**What you need to do**
Will you transcribe all the entries word for word, skipping the pictures they hold?
* Begin Input for this task *
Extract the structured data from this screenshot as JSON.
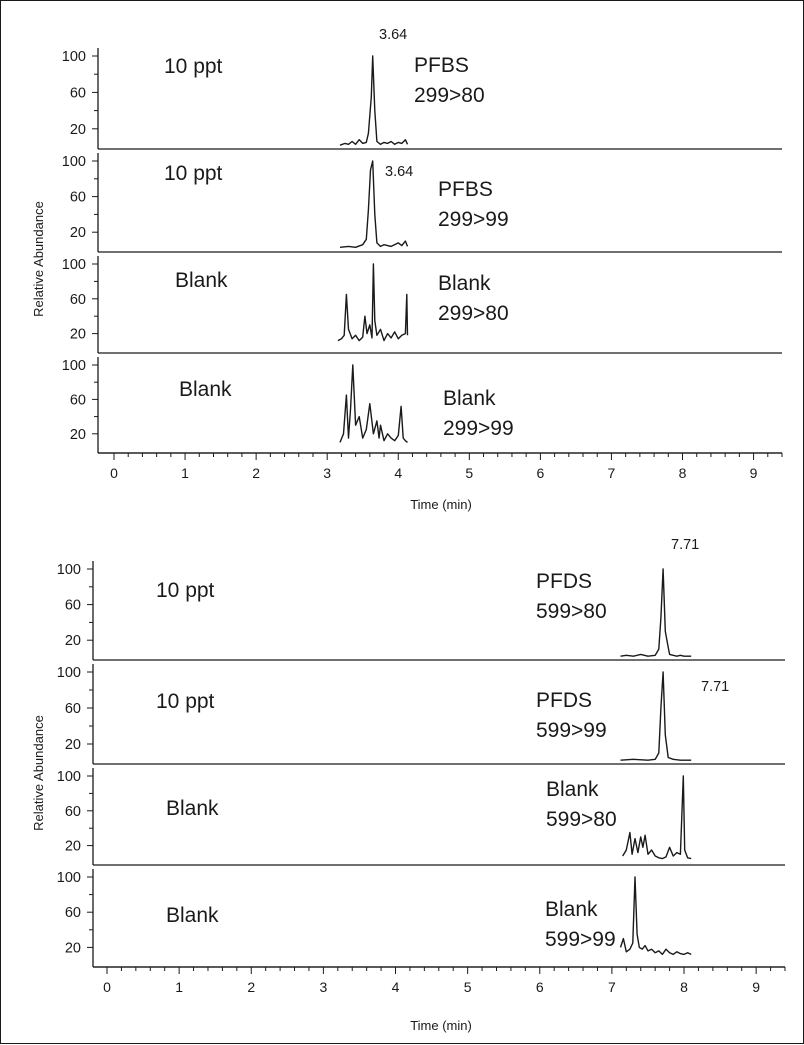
{
  "chart_data": [
    {
      "type": "line",
      "xlabel": "Time (min)",
      "ylabel": "Relative Abundance",
      "xlim": [
        0,
        9.4
      ],
      "x_ticks": [
        "0",
        "1",
        "2",
        "3",
        "4",
        "5",
        "6",
        "7",
        "8",
        "9"
      ],
      "y_ticks": [
        "20",
        "60",
        "100"
      ],
      "panels": [
        {
          "left_label": "10 ppt",
          "compound": "PFBS",
          "transition": "299>80",
          "peak_label": "3.64",
          "x": [
            3.18,
            3.25,
            3.3,
            3.35,
            3.4,
            3.45,
            3.5,
            3.55,
            3.58,
            3.62,
            3.64,
            3.67,
            3.7,
            3.75,
            3.8,
            3.85,
            3.9,
            3.95,
            4.0,
            4.05,
            4.1,
            4.13
          ],
          "y": [
            2,
            4,
            3,
            6,
            3,
            8,
            4,
            5,
            15,
            55,
            100,
            40,
            6,
            3,
            5,
            4,
            6,
            3,
            5,
            4,
            8,
            3
          ]
        },
        {
          "left_label": "10 ppt",
          "compound": "PFBS",
          "transition": "299>99",
          "peak_label": "3.64",
          "x": [
            3.18,
            3.3,
            3.4,
            3.5,
            3.55,
            3.58,
            3.61,
            3.64,
            3.67,
            3.7,
            3.75,
            3.8,
            3.9,
            4.0,
            4.05,
            4.1,
            4.13
          ],
          "y": [
            3,
            4,
            3,
            6,
            12,
            45,
            90,
            100,
            40,
            8,
            4,
            6,
            4,
            8,
            5,
            10,
            4
          ]
        },
        {
          "left_label": "Blank",
          "compound": "Blank",
          "transition": "299>80",
          "x": [
            3.15,
            3.2,
            3.24,
            3.27,
            3.3,
            3.35,
            3.4,
            3.45,
            3.5,
            3.53,
            3.56,
            3.6,
            3.63,
            3.65,
            3.67,
            3.7,
            3.75,
            3.8,
            3.85,
            3.9,
            3.95,
            4.0,
            4.05,
            4.1,
            4.12,
            4.13
          ],
          "y": [
            12,
            14,
            18,
            65,
            25,
            14,
            18,
            12,
            16,
            40,
            20,
            30,
            15,
            100,
            35,
            18,
            25,
            12,
            20,
            15,
            22,
            14,
            18,
            20,
            65,
            18
          ]
        },
        {
          "left_label": "Blank",
          "compound": "Blank",
          "transition": "299>99",
          "x": [
            3.18,
            3.23,
            3.27,
            3.3,
            3.33,
            3.36,
            3.4,
            3.45,
            3.5,
            3.55,
            3.6,
            3.65,
            3.7,
            3.73,
            3.75,
            3.8,
            3.85,
            3.9,
            3.95,
            4.0,
            4.04,
            4.07,
            4.1,
            4.13
          ],
          "y": [
            10,
            20,
            65,
            15,
            50,
            100,
            30,
            40,
            15,
            25,
            55,
            20,
            35,
            15,
            30,
            12,
            20,
            15,
            12,
            18,
            52,
            15,
            12,
            10
          ]
        }
      ]
    },
    {
      "type": "line",
      "xlabel": "Time (min)",
      "ylabel": "Relative Abundance",
      "xlim": [
        0,
        9.4
      ],
      "x_ticks": [
        "0",
        "1",
        "2",
        "3",
        "4",
        "5",
        "6",
        "7",
        "8",
        "9"
      ],
      "y_ticks": [
        "20",
        "60",
        "100"
      ],
      "panels": [
        {
          "left_label": "10 ppt",
          "compound": "PFDS",
          "transition": "599>80",
          "peak_label": "7.71",
          "x": [
            7.12,
            7.2,
            7.3,
            7.4,
            7.5,
            7.6,
            7.65,
            7.68,
            7.71,
            7.74,
            7.78,
            7.8,
            7.85,
            7.9,
            7.95,
            8.0,
            8.1
          ],
          "y": [
            2,
            3,
            2,
            4,
            2,
            3,
            10,
            45,
            100,
            30,
            12,
            4,
            3,
            2,
            3,
            2,
            2
          ]
        },
        {
          "left_label": "10 ppt",
          "compound": "PFDS",
          "transition": "599>99",
          "peak_label": "7.71",
          "x": [
            7.12,
            7.3,
            7.5,
            7.6,
            7.65,
            7.68,
            7.71,
            7.74,
            7.78,
            7.85,
            7.95,
            8.1
          ],
          "y": [
            2,
            3,
            2,
            3,
            10,
            60,
            100,
            30,
            5,
            3,
            2,
            2
          ]
        },
        {
          "left_label": "Blank",
          "compound": "Blank",
          "transition": "599>80",
          "x": [
            7.15,
            7.2,
            7.25,
            7.28,
            7.32,
            7.36,
            7.4,
            7.43,
            7.46,
            7.5,
            7.55,
            7.6,
            7.65,
            7.7,
            7.75,
            7.8,
            7.85,
            7.9,
            7.95,
            7.99,
            8.01,
            8.05,
            8.1
          ],
          "y": [
            8,
            15,
            35,
            10,
            28,
            12,
            30,
            18,
            32,
            10,
            15,
            8,
            6,
            5,
            7,
            18,
            8,
            12,
            10,
            100,
            15,
            6,
            5
          ]
        },
        {
          "left_label": "Blank",
          "compound": "Blank",
          "transition": "599>99",
          "x": [
            7.12,
            7.16,
            7.2,
            7.25,
            7.29,
            7.32,
            7.35,
            7.38,
            7.42,
            7.46,
            7.5,
            7.55,
            7.6,
            7.65,
            7.7,
            7.75,
            7.8,
            7.85,
            7.9,
            7.95,
            8.0,
            8.05,
            8.1
          ],
          "y": [
            20,
            30,
            15,
            18,
            25,
            100,
            35,
            20,
            18,
            22,
            16,
            18,
            14,
            16,
            12,
            18,
            14,
            12,
            15,
            13,
            12,
            14,
            12
          ]
        }
      ]
    }
  ]
}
* End Input for this task *
**The response**
Extract the structured data from this screenshot as JSON.
{
  "chart_data": [
    {
      "type": "line",
      "xlabel": "Time (min)",
      "ylabel": "Relative Abundance",
      "xlim": [
        0,
        9.4
      ],
      "x_ticks": [
        "0",
        "1",
        "2",
        "3",
        "4",
        "5",
        "6",
        "7",
        "8",
        "9"
      ],
      "y_ticks": [
        "20",
        "60",
        "100"
      ],
      "panels": [
        {
          "left_label": "10 ppt",
          "compound": "PFBS",
          "transition": "299>80",
          "peak_label": "3.64",
          "x": [
            3.18,
            3.25,
            3.3,
            3.35,
            3.4,
            3.45,
            3.5,
            3.55,
            3.58,
            3.62,
            3.64,
            3.67,
            3.7,
            3.75,
            3.8,
            3.85,
            3.9,
            3.95,
            4.0,
            4.05,
            4.1,
            4.13
          ],
          "y": [
            2,
            4,
            3,
            6,
            3,
            8,
            4,
            5,
            15,
            55,
            100,
            40,
            6,
            3,
            5,
            4,
            6,
            3,
            5,
            4,
            8,
            3
          ]
        },
        {
          "left_label": "10 ppt",
          "compound": "PFBS",
          "transition": "299>99",
          "peak_label": "3.64",
          "x": [
            3.18,
            3.3,
            3.4,
            3.5,
            3.55,
            3.58,
            3.61,
            3.64,
            3.67,
            3.7,
            3.75,
            3.8,
            3.9,
            4.0,
            4.05,
            4.1,
            4.13
          ],
          "y": [
            3,
            4,
            3,
            6,
            12,
            45,
            90,
            100,
            40,
            8,
            4,
            6,
            4,
            8,
            5,
            10,
            4
          ]
        },
        {
          "left_label": "Blank",
          "compound": "Blank",
          "transition": "299>80",
          "x": [
            3.15,
            3.2,
            3.24,
            3.27,
            3.3,
            3.35,
            3.4,
            3.45,
            3.5,
            3.53,
            3.56,
            3.6,
            3.63,
            3.65,
            3.67,
            3.7,
            3.75,
            3.8,
            3.85,
            3.9,
            3.95,
            4.0,
            4.05,
            4.1,
            4.12,
            4.13
          ],
          "y": [
            12,
            14,
            18,
            65,
            25,
            14,
            18,
            12,
            16,
            40,
            20,
            30,
            15,
            100,
            35,
            18,
            25,
            12,
            20,
            15,
            22,
            14,
            18,
            20,
            65,
            18
          ]
        },
        {
          "left_label": "Blank",
          "compound": "Blank",
          "transition": "299>99",
          "x": [
            3.18,
            3.23,
            3.27,
            3.3,
            3.33,
            3.36,
            3.4,
            3.45,
            3.5,
            3.55,
            3.6,
            3.65,
            3.7,
            3.73,
            3.75,
            3.8,
            3.85,
            3.9,
            3.95,
            4.0,
            4.04,
            4.07,
            4.1,
            4.13
          ],
          "y": [
            10,
            20,
            65,
            15,
            50,
            100,
            30,
            40,
            15,
            25,
            55,
            20,
            35,
            15,
            30,
            12,
            20,
            15,
            12,
            18,
            52,
            15,
            12,
            10
          ]
        }
      ]
    },
    {
      "type": "line",
      "xlabel": "Time (min)",
      "ylabel": "Relative Abundance",
      "xlim": [
        0,
        9.4
      ],
      "x_ticks": [
        "0",
        "1",
        "2",
        "3",
        "4",
        "5",
        "6",
        "7",
        "8",
        "9"
      ],
      "y_ticks": [
        "20",
        "60",
        "100"
      ],
      "panels": [
        {
          "left_label": "10 ppt",
          "compound": "PFDS",
          "transition": "599>80",
          "peak_label": "7.71",
          "x": [
            7.12,
            7.2,
            7.3,
            7.4,
            7.5,
            7.6,
            7.65,
            7.68,
            7.71,
            7.74,
            7.78,
            7.8,
            7.85,
            7.9,
            7.95,
            8.0,
            8.1
          ],
          "y": [
            2,
            3,
            2,
            4,
            2,
            3,
            10,
            45,
            100,
            30,
            12,
            4,
            3,
            2,
            3,
            2,
            2
          ]
        },
        {
          "left_label": "10 ppt",
          "compound": "PFDS",
          "transition": "599>99",
          "peak_label": "7.71",
          "x": [
            7.12,
            7.3,
            7.5,
            7.6,
            7.65,
            7.68,
            7.71,
            7.74,
            7.78,
            7.85,
            7.95,
            8.1
          ],
          "y": [
            2,
            3,
            2,
            3,
            10,
            60,
            100,
            30,
            5,
            3,
            2,
            2
          ]
        },
        {
          "left_label": "Blank",
          "compound": "Blank",
          "transition": "599>80",
          "x": [
            7.15,
            7.2,
            7.25,
            7.28,
            7.32,
            7.36,
            7.4,
            7.43,
            7.46,
            7.5,
            7.55,
            7.6,
            7.65,
            7.7,
            7.75,
            7.8,
            7.85,
            7.9,
            7.95,
            7.99,
            8.01,
            8.05,
            8.1
          ],
          "y": [
            8,
            15,
            35,
            10,
            28,
            12,
            30,
            18,
            32,
            10,
            15,
            8,
            6,
            5,
            7,
            18,
            8,
            12,
            10,
            100,
            15,
            6,
            5
          ]
        },
        {
          "left_label": "Blank",
          "compound": "Blank",
          "transition": "599>99",
          "x": [
            7.12,
            7.16,
            7.2,
            7.25,
            7.29,
            7.32,
            7.35,
            7.38,
            7.42,
            7.46,
            7.5,
            7.55,
            7.6,
            7.65,
            7.7,
            7.75,
            7.8,
            7.85,
            7.9,
            7.95,
            8.0,
            8.05,
            8.1
          ],
          "y": [
            20,
            30,
            15,
            18,
            25,
            100,
            35,
            20,
            18,
            22,
            16,
            18,
            14,
            16,
            12,
            18,
            14,
            12,
            15,
            13,
            12,
            14,
            12
          ]
        }
      ]
    }
  ]
}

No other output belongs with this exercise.